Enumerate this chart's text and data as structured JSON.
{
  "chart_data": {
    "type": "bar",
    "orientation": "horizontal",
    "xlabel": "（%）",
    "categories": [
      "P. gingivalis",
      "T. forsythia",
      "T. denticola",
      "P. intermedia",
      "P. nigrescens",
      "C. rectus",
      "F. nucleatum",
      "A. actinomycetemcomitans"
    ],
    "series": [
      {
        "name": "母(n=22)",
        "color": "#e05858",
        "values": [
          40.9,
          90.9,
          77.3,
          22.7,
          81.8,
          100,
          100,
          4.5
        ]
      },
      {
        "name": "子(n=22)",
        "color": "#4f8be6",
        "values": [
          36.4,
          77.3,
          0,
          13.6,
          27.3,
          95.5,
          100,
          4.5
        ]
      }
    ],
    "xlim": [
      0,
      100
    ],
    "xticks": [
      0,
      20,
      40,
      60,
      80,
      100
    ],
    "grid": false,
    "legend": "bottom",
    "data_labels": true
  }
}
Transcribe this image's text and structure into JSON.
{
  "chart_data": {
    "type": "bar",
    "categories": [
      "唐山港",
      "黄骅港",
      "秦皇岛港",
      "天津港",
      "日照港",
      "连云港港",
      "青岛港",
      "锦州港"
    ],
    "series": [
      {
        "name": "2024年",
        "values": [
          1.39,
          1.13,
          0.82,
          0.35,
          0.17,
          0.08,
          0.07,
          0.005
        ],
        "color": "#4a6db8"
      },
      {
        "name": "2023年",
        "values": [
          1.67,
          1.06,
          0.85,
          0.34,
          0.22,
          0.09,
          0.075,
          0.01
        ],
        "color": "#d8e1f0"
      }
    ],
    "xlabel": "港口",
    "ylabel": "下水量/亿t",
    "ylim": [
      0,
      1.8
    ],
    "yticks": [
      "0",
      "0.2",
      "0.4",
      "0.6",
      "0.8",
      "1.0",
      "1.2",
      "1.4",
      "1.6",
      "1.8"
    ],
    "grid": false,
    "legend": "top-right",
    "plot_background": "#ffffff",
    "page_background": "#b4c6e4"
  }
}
################
_Short task_:
Give a single number: the count of lines above that include the word "this".

_Response to the exercise_:
2